++++ Data entries

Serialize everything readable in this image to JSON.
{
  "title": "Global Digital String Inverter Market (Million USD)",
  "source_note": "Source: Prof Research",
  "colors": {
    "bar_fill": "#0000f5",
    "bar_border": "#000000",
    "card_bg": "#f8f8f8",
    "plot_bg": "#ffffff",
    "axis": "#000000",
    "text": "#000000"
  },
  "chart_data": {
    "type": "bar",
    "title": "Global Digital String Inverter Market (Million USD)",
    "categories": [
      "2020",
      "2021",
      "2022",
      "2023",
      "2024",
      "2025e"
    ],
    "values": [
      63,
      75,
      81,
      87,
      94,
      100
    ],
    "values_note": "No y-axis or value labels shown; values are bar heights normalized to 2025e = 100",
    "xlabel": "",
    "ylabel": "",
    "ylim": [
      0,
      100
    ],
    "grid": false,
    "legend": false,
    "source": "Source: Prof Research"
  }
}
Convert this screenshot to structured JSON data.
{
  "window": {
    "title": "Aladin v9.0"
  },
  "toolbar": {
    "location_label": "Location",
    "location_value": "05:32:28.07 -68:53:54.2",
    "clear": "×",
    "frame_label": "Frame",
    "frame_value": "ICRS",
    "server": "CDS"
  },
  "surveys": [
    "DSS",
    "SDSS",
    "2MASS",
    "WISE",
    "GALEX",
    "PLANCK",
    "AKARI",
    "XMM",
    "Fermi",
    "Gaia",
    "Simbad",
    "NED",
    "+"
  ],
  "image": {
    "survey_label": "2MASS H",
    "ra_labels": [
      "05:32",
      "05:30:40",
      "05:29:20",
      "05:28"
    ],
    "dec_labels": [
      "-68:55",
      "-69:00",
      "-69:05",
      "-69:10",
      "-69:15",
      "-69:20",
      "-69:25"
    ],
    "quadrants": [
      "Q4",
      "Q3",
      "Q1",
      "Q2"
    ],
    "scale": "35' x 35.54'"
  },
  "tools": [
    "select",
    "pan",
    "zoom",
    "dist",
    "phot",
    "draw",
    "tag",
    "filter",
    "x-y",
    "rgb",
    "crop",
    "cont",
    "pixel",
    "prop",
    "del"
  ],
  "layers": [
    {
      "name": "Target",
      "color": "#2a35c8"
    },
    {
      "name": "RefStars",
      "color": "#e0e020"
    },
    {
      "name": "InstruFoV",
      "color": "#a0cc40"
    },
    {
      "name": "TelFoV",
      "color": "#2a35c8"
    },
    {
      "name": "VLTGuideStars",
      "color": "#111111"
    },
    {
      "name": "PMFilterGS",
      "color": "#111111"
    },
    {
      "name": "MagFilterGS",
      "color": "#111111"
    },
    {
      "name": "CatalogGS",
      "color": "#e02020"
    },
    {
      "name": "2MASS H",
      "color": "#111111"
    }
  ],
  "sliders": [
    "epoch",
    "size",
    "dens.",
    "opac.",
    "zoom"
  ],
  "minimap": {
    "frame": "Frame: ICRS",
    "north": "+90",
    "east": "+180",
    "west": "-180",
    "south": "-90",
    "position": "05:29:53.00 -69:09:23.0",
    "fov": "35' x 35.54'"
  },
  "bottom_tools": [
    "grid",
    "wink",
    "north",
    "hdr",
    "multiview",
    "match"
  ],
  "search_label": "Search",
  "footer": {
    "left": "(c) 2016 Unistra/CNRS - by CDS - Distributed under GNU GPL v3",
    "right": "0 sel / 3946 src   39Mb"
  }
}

++++++++

Show every line from the entries above in which "image" appears.

Serialize everything readable in this image to JSON.
  "image": {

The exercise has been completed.